Dataset excerpts
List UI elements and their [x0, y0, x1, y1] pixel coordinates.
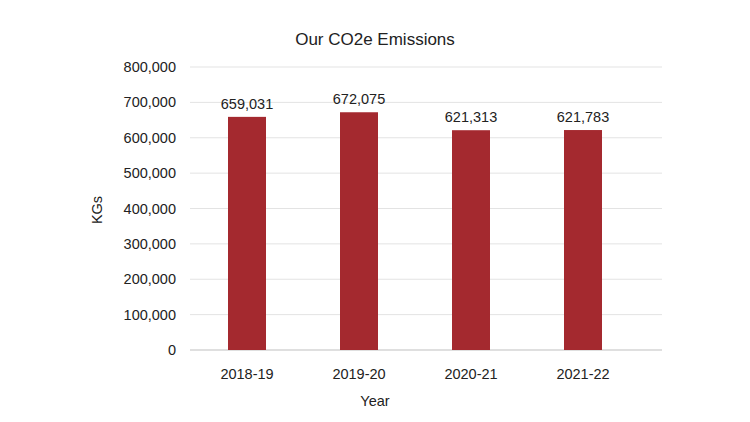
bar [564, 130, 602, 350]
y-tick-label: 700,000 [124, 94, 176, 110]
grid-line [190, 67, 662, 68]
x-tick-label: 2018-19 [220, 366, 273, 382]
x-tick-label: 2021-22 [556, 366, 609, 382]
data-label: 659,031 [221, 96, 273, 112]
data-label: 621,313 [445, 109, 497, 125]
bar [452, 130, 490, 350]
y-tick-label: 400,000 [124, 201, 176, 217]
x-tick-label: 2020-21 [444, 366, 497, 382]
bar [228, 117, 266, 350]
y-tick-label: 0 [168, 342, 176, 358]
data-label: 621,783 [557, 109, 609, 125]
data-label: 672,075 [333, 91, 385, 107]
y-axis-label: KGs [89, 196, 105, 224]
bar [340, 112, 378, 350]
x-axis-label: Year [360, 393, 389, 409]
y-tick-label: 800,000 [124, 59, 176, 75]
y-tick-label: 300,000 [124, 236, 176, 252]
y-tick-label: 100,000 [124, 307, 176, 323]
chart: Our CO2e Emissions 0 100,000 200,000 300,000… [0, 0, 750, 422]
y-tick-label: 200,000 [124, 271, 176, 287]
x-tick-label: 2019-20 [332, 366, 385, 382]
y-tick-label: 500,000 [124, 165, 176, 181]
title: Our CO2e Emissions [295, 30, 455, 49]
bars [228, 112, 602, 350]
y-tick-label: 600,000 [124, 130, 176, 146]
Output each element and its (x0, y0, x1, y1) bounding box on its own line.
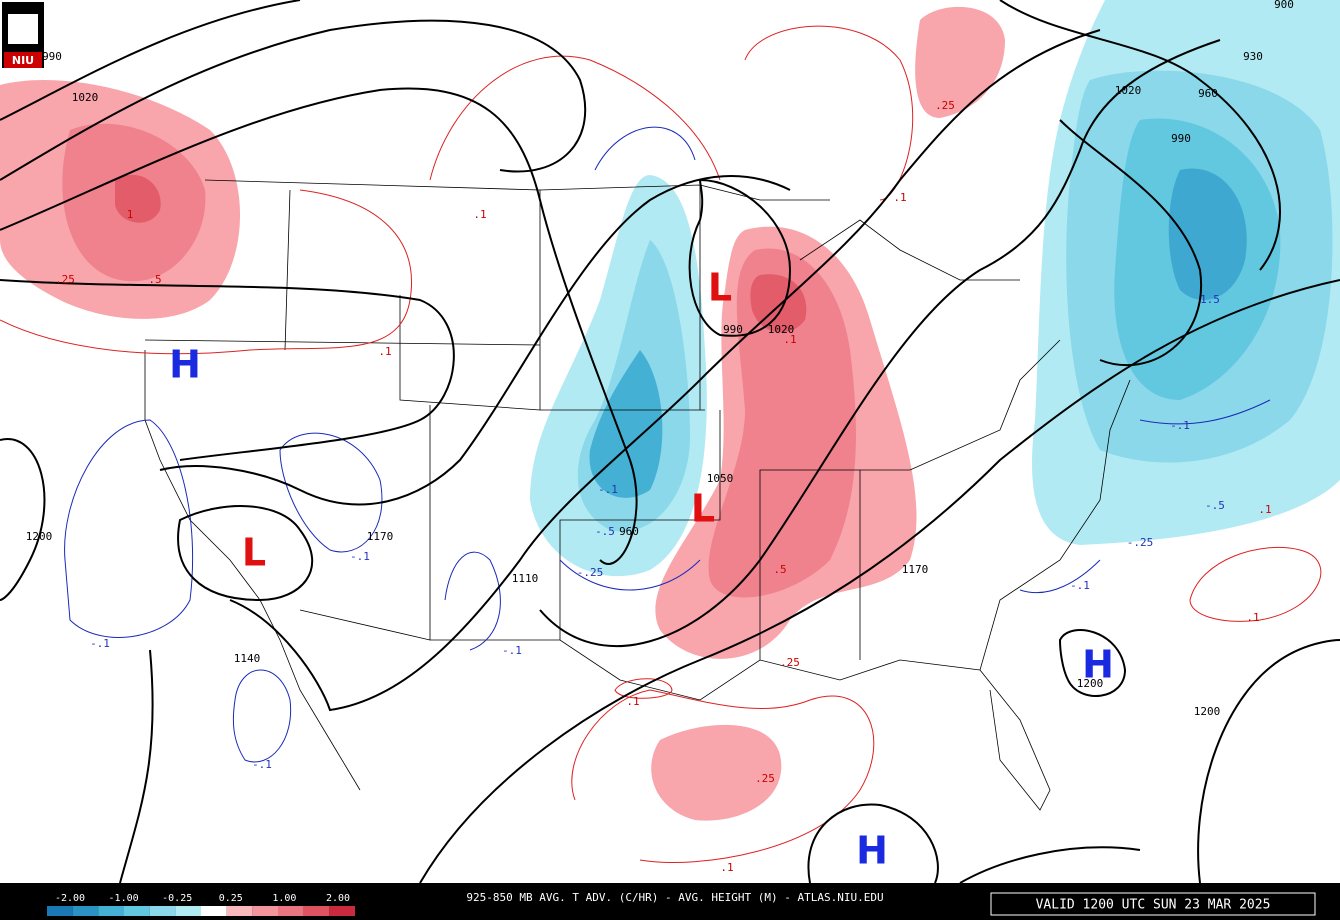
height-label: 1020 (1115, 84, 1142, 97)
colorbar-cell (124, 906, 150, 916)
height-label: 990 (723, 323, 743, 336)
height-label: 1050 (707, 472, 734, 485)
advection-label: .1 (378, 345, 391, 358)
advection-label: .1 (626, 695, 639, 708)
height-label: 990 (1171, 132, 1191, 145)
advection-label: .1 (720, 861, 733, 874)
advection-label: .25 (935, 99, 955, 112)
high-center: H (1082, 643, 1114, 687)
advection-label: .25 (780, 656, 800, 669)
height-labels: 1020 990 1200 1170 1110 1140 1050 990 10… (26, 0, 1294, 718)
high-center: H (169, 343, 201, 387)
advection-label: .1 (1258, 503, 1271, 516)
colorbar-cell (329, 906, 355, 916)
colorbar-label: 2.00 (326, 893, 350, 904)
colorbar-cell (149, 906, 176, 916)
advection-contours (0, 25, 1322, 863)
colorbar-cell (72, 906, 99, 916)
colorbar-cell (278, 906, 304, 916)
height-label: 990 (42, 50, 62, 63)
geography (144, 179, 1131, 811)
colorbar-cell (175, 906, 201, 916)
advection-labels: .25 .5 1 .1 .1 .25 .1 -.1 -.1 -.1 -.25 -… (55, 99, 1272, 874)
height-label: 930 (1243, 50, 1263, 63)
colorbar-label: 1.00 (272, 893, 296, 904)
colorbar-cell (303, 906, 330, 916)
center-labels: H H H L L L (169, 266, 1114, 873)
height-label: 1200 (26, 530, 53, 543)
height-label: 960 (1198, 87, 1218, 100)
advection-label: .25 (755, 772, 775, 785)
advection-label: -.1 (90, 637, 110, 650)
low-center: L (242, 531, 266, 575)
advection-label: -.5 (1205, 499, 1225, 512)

Written instruction
Please write out every line of the items above as they appear, leaving out the pictures.

The completed task
List UI elements and their [x0, y0, x1, y1] pixel coordinates.
bar [564, 130, 602, 350]
y-tick-label: 700,000 [124, 94, 176, 110]
grid-line [190, 67, 662, 68]
x-tick-label: 2018-19 [220, 366, 273, 382]
x-tick-label: 2021-22 [556, 366, 609, 382]
data-label: 659,031 [221, 96, 273, 112]
data-label: 621,313 [445, 109, 497, 125]
bar [452, 130, 490, 350]
y-tick-label: 400,000 [124, 201, 176, 217]
x-tick-label: 2020-21 [444, 366, 497, 382]
bar [228, 117, 266, 350]
y-tick-label: 0 [168, 342, 176, 358]
data-label: 621,783 [557, 109, 609, 125]
data-label: 672,075 [333, 91, 385, 107]
y-axis-label: KGs [89, 196, 105, 224]
bar [340, 112, 378, 350]
x-axis-label: Year [360, 393, 389, 409]
y-tick-label: 800,000 [124, 59, 176, 75]
y-tick-label: 300,000 [124, 236, 176, 252]
y-tick-label: 100,000 [124, 307, 176, 323]
chart: Our CO2e Emissions 0 100,000 200,000 300,000… [0, 0, 750, 422]
y-tick-label: 200,000 [124, 271, 176, 287]
x-tick-label: 2019-20 [332, 366, 385, 382]
y-tick-label: 500,000 [124, 165, 176, 181]
title: Our CO2e Emissions [295, 30, 455, 49]
bars [228, 112, 602, 350]
y-tick-label: 600,000 [124, 130, 176, 146]
Output each element and its (x0, y0, x1, y1) bounding box on its own line.
height-label: 1020 (1115, 84, 1142, 97)
colorbar-cell (124, 906, 150, 916)
height-label: 990 (723, 323, 743, 336)
height-label: 1050 (707, 472, 734, 485)
advection-label: .1 (378, 345, 391, 358)
advection-label: .1 (626, 695, 639, 708)
height-label: 990 (1171, 132, 1191, 145)
advection-label: .1 (720, 861, 733, 874)
advection-label: .25 (935, 99, 955, 112)
high-center: H (1082, 643, 1114, 687)
advection-label: .25 (780, 656, 800, 669)
height-labels: 1020 990 1200 1170 1110 1140 1050 990 10… (26, 0, 1294, 718)
high-center: H (169, 343, 201, 387)
advection-label: .1 (1258, 503, 1271, 516)
colorbar-cell (329, 906, 355, 916)
colorbar-label: 2.00 (326, 893, 350, 904)
colorbar-cell (149, 906, 176, 916)
advection-contours (0, 25, 1322, 863)
colorbar-cell (72, 906, 99, 916)
colorbar-cell (278, 906, 304, 916)
height-label: 990 (42, 50, 62, 63)
geography (144, 179, 1131, 811)
colorbar-cell (175, 906, 201, 916)
advection-labels: .25 .5 1 .1 .1 .25 .1 -.1 -.1 -.1 -.25 -… (55, 99, 1272, 874)
height-label: 930 (1243, 50, 1263, 63)
colorbar-label: 1.00 (272, 893, 296, 904)
colorbar-cell (303, 906, 330, 916)
center-labels: H H H L L L (169, 266, 1114, 873)
height-label: 1200 (26, 530, 53, 543)
height-label: 960 (1198, 87, 1218, 100)
advection-label: .25 (755, 772, 775, 785)
advection-label: -.1 (90, 637, 110, 650)
low-center: L (242, 531, 266, 575)
advection-label: -.5 (1205, 499, 1225, 512)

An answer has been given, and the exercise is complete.